-- RECORDS PROVIDED start --
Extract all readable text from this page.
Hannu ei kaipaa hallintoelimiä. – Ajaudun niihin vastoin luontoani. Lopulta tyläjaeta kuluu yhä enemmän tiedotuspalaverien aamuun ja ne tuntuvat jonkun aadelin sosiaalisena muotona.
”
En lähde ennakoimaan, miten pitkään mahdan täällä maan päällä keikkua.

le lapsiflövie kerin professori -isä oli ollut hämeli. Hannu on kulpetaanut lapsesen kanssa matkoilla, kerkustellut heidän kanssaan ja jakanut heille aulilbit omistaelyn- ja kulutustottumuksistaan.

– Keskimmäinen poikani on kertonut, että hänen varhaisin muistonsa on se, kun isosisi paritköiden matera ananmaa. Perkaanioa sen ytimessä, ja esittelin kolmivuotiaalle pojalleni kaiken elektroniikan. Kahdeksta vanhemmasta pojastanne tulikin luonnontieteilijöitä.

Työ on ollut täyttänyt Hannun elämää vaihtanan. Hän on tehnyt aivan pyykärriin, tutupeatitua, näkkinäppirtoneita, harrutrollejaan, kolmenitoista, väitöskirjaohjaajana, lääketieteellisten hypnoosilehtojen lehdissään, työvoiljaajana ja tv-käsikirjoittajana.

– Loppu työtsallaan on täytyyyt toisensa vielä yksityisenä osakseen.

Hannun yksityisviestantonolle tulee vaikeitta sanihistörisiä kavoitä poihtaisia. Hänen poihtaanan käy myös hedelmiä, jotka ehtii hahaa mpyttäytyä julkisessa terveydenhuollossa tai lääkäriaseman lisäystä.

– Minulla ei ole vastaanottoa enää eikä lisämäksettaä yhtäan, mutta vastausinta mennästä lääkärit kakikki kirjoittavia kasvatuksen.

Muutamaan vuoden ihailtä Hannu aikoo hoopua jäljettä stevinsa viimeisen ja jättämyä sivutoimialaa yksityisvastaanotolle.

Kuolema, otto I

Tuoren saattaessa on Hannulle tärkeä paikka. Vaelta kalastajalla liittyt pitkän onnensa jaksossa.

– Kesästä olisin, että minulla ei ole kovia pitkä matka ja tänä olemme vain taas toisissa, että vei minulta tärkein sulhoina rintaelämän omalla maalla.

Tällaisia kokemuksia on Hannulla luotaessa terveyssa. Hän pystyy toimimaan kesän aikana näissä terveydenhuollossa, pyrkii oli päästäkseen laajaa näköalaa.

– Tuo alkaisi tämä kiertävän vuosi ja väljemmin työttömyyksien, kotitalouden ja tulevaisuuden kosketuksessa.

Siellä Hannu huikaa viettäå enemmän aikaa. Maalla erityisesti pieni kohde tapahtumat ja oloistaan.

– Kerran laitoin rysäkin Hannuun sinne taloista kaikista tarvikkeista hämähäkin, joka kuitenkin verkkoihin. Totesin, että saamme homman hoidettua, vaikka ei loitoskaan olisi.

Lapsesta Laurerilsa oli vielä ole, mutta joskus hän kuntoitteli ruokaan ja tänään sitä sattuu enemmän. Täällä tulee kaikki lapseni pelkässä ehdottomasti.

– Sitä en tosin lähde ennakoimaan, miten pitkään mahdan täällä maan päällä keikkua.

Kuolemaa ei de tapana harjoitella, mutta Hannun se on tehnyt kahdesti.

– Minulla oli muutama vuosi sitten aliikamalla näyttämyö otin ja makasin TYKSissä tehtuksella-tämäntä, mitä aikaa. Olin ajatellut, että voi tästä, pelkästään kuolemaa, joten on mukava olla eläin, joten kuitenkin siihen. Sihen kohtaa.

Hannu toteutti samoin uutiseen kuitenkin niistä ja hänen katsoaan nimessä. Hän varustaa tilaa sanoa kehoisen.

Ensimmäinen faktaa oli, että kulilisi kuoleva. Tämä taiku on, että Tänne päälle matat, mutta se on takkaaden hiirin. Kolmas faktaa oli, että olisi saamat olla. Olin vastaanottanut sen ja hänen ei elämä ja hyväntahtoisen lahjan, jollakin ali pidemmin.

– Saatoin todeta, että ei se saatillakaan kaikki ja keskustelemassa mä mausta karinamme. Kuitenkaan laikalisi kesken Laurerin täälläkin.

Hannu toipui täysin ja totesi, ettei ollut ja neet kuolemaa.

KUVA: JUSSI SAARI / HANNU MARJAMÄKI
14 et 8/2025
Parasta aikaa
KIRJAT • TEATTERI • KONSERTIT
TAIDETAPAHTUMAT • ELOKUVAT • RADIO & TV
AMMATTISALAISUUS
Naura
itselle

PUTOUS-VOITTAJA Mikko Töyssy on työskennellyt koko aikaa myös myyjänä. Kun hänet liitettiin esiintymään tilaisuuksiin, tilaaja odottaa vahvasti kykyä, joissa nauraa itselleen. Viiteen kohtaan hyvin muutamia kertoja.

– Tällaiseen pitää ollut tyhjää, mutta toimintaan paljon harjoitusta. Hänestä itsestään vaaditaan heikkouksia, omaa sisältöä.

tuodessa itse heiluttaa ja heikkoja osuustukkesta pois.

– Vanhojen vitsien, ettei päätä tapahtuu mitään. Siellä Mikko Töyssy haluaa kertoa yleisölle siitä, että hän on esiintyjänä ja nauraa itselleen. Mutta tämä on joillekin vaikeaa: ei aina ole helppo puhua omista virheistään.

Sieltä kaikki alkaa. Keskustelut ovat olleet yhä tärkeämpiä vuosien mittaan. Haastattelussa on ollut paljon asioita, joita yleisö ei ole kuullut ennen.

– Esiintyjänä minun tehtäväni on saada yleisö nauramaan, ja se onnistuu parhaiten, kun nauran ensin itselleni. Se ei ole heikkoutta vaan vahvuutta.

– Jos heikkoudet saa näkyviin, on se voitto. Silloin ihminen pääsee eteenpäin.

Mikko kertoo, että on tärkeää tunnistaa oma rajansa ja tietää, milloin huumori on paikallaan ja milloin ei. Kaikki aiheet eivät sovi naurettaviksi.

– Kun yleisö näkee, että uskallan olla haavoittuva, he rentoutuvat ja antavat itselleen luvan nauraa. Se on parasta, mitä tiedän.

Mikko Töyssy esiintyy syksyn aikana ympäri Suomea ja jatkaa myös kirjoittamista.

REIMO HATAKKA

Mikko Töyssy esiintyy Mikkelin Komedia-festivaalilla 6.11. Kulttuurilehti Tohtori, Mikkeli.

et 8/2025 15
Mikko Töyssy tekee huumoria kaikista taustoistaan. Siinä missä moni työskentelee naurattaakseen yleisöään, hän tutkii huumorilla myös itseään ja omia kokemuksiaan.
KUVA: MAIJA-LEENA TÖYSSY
-- RECORDS PROVIDED end --
§ **WHAT YOU NEED TO DO**
Pick out the lines that have the word "kuitenkin". Copy them all.

§ **WRITTEN SOLUTION**
– Kerran laitoin rysäkin Hannuun sinne taloista kaikista tarvikkeista hämähäkin, joka kuitenkin verkkoihin. Totesin, että saamme homman hoidettua, vaikka ei loitoskaan olisi.
– Minulla oli muutama vuosi sitten aliikamalla näyttämyö otin ja makasin TYKSissä tehtuksella-tämäntä, mitä aikaa. Olin ajatellut, että voi tästä, pelkästään kuolemaa, joten on mukava olla eläin, joten kuitenkin siihen. Sihen kohtaa.
Hannu toteutti samoin uutiseen kuitenkin niistä ja hänen katsoaan nimessä. Hän varustaa tilaa sanoa kehoisen.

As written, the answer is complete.